> _What to work on_: Take the line containing "OCR this image." and all lines after it, through the end of the material, and repeat them exactly, pictures left out.

> _Supplied material_:
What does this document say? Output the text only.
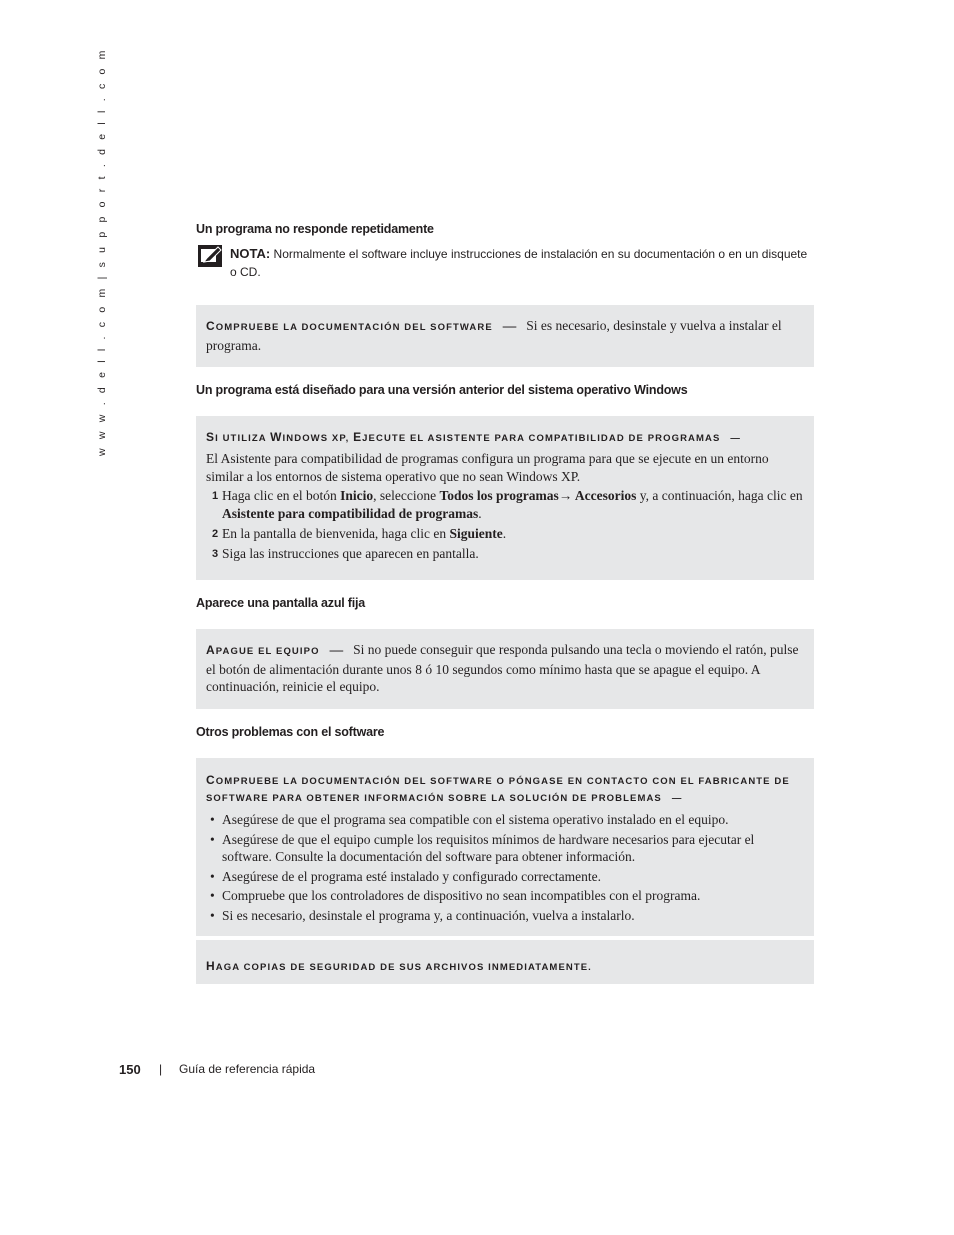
w w w . d e l l . c o m | s u p p o r t . d e l l . c o m	Un programa no responde repetidamente
NOTA: Normalmente el software incluye instrucciones de instalación en su documentación o en un disquete o CD.
COMPRUEBE LA DOCUMENTACIÓN DEL SOFTWARE — Si es necesario, desinstale y vuelva a instalar el programa.
Un programa está diseñado para una versión anterior del sistema operativo Windows
SI UTILIZA WINDOWS XP, EJECUTE EL ASISTENTE PARA COMPATIBILIDAD DE PROGRAMAS —
El Asistente para compatibilidad de programas configura un programa para que se ejecute en un entorno similar a los entornos de sistema operativo que no sean Windows XP.
1 Haga clic en el botón Inicio, seleccione Todos los programas→ Accesorios y, a continuación, haga clic en Asistente para compatibilidad de programas.
2 En la pantalla de bienvenida, haga clic en Siguiente.
3 Siga las instrucciones que aparecen en pantalla.
Aparece una pantalla azul fija
APAGUE EL EQUIPO — Si no puede conseguir que responda pulsando una tecla o moviendo el ratón, pulse el botón de alimentación durante unos 8 ó 10 segundos como mínimo hasta que se apague el equipo. A continuación, reinicie el equipo.
Otros problemas con el software
COMPRUEBE LA DOCUMENTACIÓN DEL SOFTWARE O PÓNGASE EN CONTACTO CON EL FABRICANTE DE SOFTWARE PARA OBTENER INFORMACIÓN SOBRE LA SOLUCIÓN DE PROBLEMAS —
• Asegúrese de que el programa sea compatible con el sistema operativo instalado en el equipo.
• Asegúrese de que el equipo cumple los requisitos mínimos de hardware necesarios para ejecutar el software. Consulte la documentación del software para obtener información.
• Asegúrese de el programa esté instalado y configurado correctamente.
• Compruebe que los controladores de dispositivo no sean incompatibles con el programa.
• Si es necesario, desinstale el programa y, a continuación, vuelva a instalarlo.
HAGA COPIAS DE SEGURIDAD DE SUS ARCHIVOS INMEDIATAMENTE.
150 | Guía de referencia rápida
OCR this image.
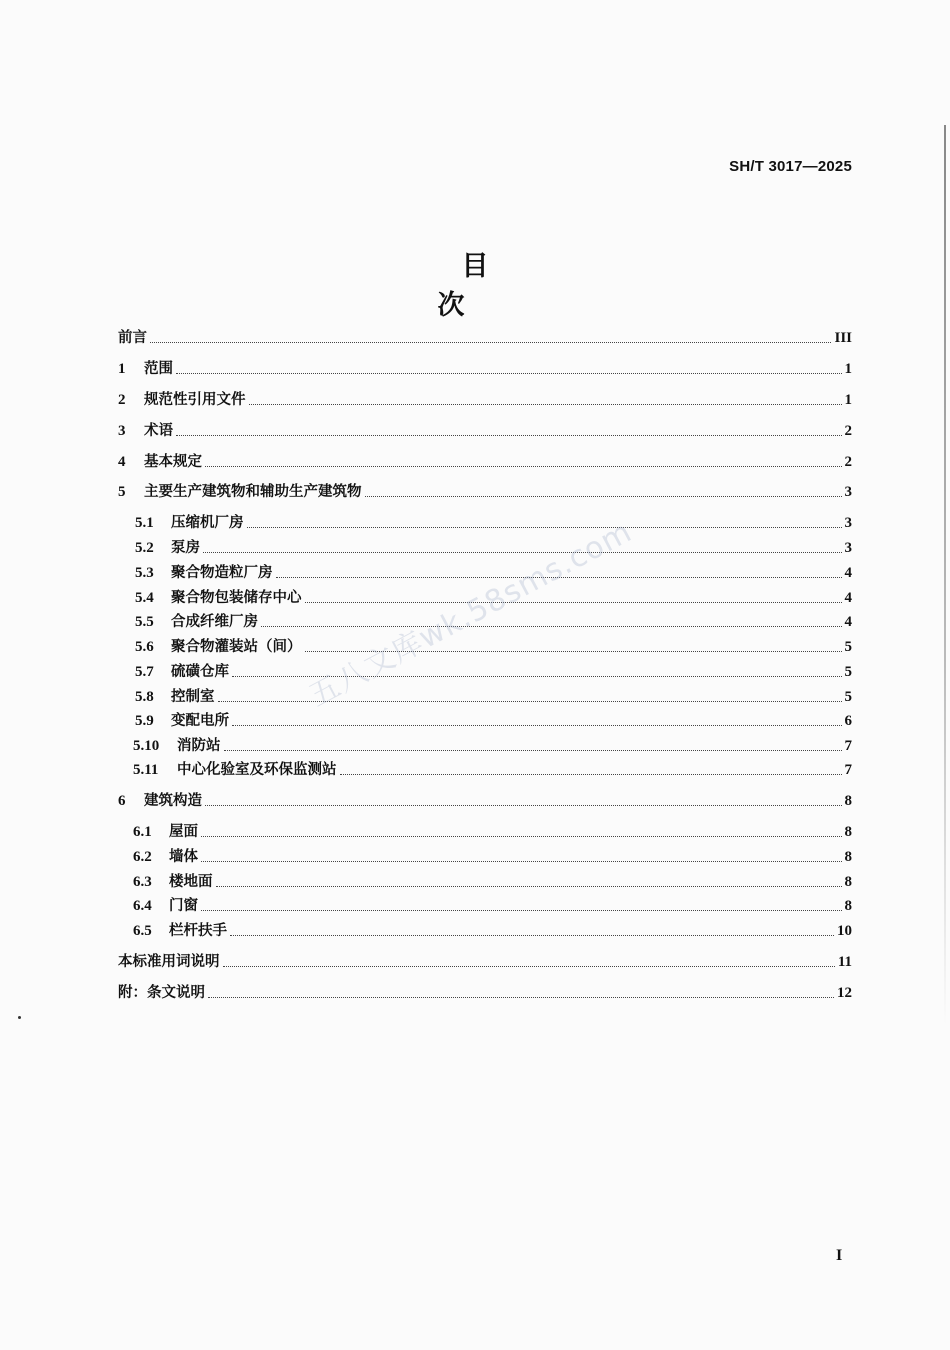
SH/T 3017—2025
目次
前言	III
1	范围	1
2	规范性引用文件	1
3	术语	2
4	基本规定	2
5	主要生产建筑物和辅助生产建筑物	3
5.1	压缩机厂房	3
5.2	泵房	3
5.3	聚合物造粒厂房	4
5.4	聚合物包装储存中心	4
5.5	合成纤维厂房	4
5.6	聚合物灌装站（间）	5
5.7	硫磺仓库	5
5.8	控制室	5
5.9	变配电所	6
5.10	消防站	7
5.11	中心化验室及环保监测站	7
6	建筑构造	8
6.1	屋面	8
6.2	墙体	8
6.3	楼地面	8
6.4	门窗	8
6.5	栏杆扶手	10
本标准用词说明	11
附：条文说明	12
五八文库wk.58sms.com
I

> _Reply to the exercise_:
OCR this image.
SH/T 3017—2025
目次
前言	III
1	范围	1
2	规范性引用文件	1
3	术语	2
4	基本规定	2
5	主要生产建筑物和辅助生产建筑物	3
5.1	压缩机厂房	3
5.2	泵房	3
5.3	聚合物造粒厂房	4
5.4	聚合物包装储存中心	4
5.5	合成纤维厂房	4
5.6	聚合物灌装站（间）	5
5.7	硫磺仓库	5
5.8	控制室	5
5.9	变配电所	6
5.10	消防站	7
5.11	中心化验室及环保监测站	7
6	建筑构造	8
6.1	屋面	8
6.2	墙体	8
6.3	楼地面	8
6.4	门窗	8
6.5	栏杆扶手	10
本标准用词说明	11
附：条文说明	12
五八文库wk.58sms.com
I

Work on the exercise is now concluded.